> GOAL
In this exercise, return the whole listing exactly, excluding any images.

> DATA SHOWN

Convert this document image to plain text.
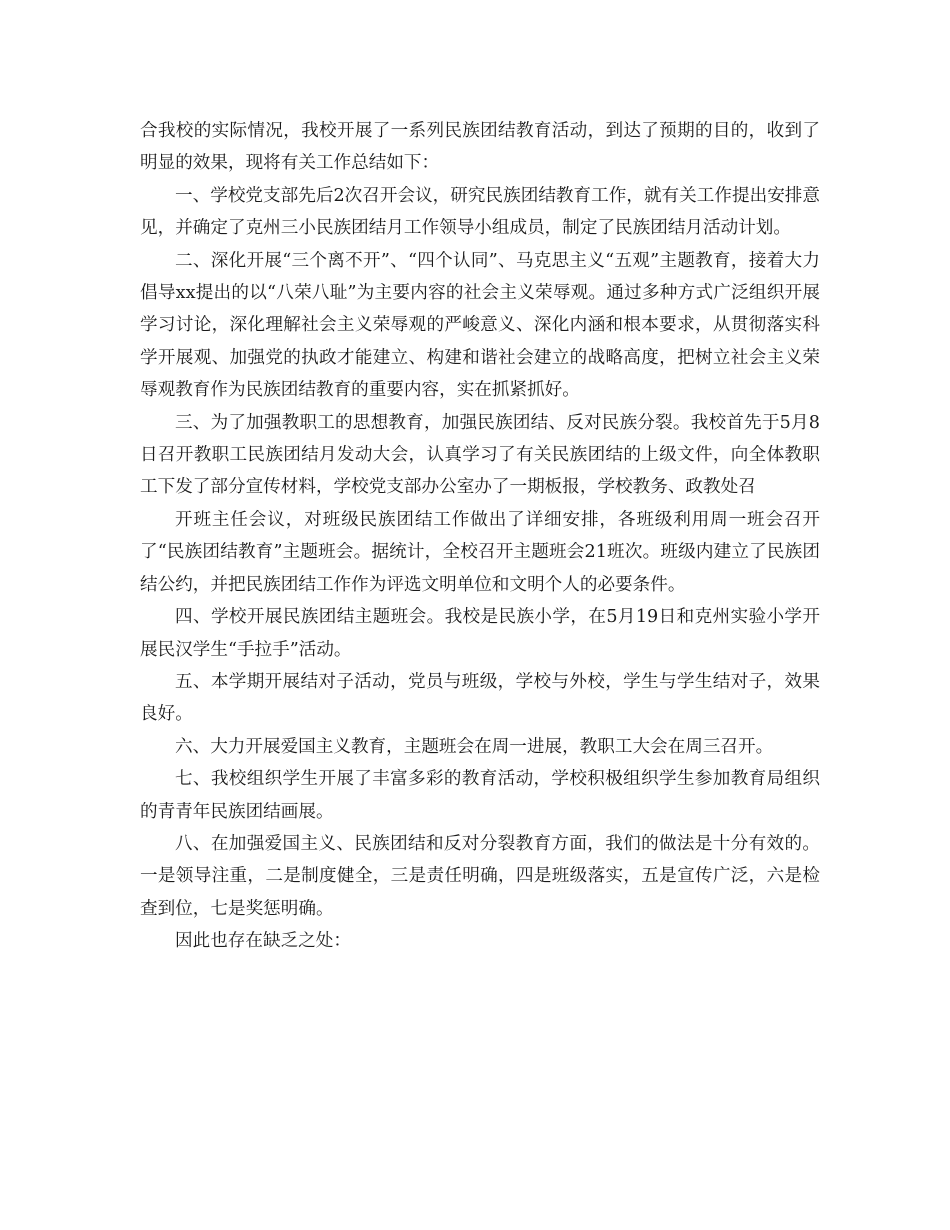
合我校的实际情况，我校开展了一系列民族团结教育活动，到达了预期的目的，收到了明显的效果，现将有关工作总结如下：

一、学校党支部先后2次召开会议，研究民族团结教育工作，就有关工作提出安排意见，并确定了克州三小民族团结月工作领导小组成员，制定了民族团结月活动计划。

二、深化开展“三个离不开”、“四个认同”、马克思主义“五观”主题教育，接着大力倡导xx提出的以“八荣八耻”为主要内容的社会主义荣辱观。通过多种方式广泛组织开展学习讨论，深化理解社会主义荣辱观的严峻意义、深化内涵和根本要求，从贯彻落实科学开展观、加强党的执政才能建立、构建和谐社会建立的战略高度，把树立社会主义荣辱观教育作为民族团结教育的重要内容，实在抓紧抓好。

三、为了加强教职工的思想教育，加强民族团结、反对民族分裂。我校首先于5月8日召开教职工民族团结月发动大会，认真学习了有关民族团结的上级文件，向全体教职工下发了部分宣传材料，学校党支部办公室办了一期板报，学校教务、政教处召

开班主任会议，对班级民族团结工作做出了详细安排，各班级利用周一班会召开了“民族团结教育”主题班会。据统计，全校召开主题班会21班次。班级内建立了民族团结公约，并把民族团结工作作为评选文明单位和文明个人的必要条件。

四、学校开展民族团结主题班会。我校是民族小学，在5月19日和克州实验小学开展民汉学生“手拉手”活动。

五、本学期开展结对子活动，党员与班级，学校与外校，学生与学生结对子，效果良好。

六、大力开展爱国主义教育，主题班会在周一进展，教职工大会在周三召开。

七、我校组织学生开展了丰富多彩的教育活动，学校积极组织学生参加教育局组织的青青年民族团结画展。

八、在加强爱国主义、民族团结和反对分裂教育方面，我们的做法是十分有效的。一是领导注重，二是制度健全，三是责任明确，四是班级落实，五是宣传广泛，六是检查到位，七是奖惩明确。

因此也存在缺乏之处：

> RESPONSE TO THE TASK
Convert this document image to plain text.
合我校的实际情况，我校开展了一系列民族团结教育活动，到达了预期的目的，收到了明显的效果，现将有关工作总结如下：

一、学校党支部先后2次召开会议，研究民族团结教育工作，就有关工作提出安排意见，并确定了克州三小民族团结月工作领导小组成员，制定了民族团结月活动计划。

二、深化开展“三个离不开”、“四个认同”、马克思主义“五观”主题教育，接着大力倡导xx提出的以“八荣八耻”为主要内容的社会主义荣辱观。通过多种方式广泛组织开展学习讨论，深化理解社会主义荣辱观的严峻意义、深化内涵和根本要求，从贯彻落实科学开展观、加强党的执政才能建立、构建和谐社会建立的战略高度，把树立社会主义荣辱观教育作为民族团结教育的重要内容，实在抓紧抓好。

三、为了加强教职工的思想教育，加强民族团结、反对民族分裂。我校首先于5月8日召开教职工民族团结月发动大会，认真学习了有关民族团结的上级文件，向全体教职工下发了部分宣传材料，学校党支部办公室办了一期板报，学校教务、政教处召

开班主任会议，对班级民族团结工作做出了详细安排，各班级利用周一班会召开了“民族团结教育”主题班会。据统计，全校召开主题班会21班次。班级内建立了民族团结公约，并把民族团结工作作为评选文明单位和文明个人的必要条件。

四、学校开展民族团结主题班会。我校是民族小学，在5月19日和克州实验小学开展民汉学生“手拉手”活动。

五、本学期开展结对子活动，党员与班级，学校与外校，学生与学生结对子，效果良好。

六、大力开展爱国主义教育，主题班会在周一进展，教职工大会在周三召开。

七、我校组织学生开展了丰富多彩的教育活动，学校积极组织学生参加教育局组织的青青年民族团结画展。

八、在加强爱国主义、民族团结和反对分裂教育方面，我们的做法是十分有效的。一是领导注重，二是制度健全，三是责任明确，四是班级落实，五是宣传广泛，六是检查到位，七是奖惩明确。

因此也存在缺乏之处：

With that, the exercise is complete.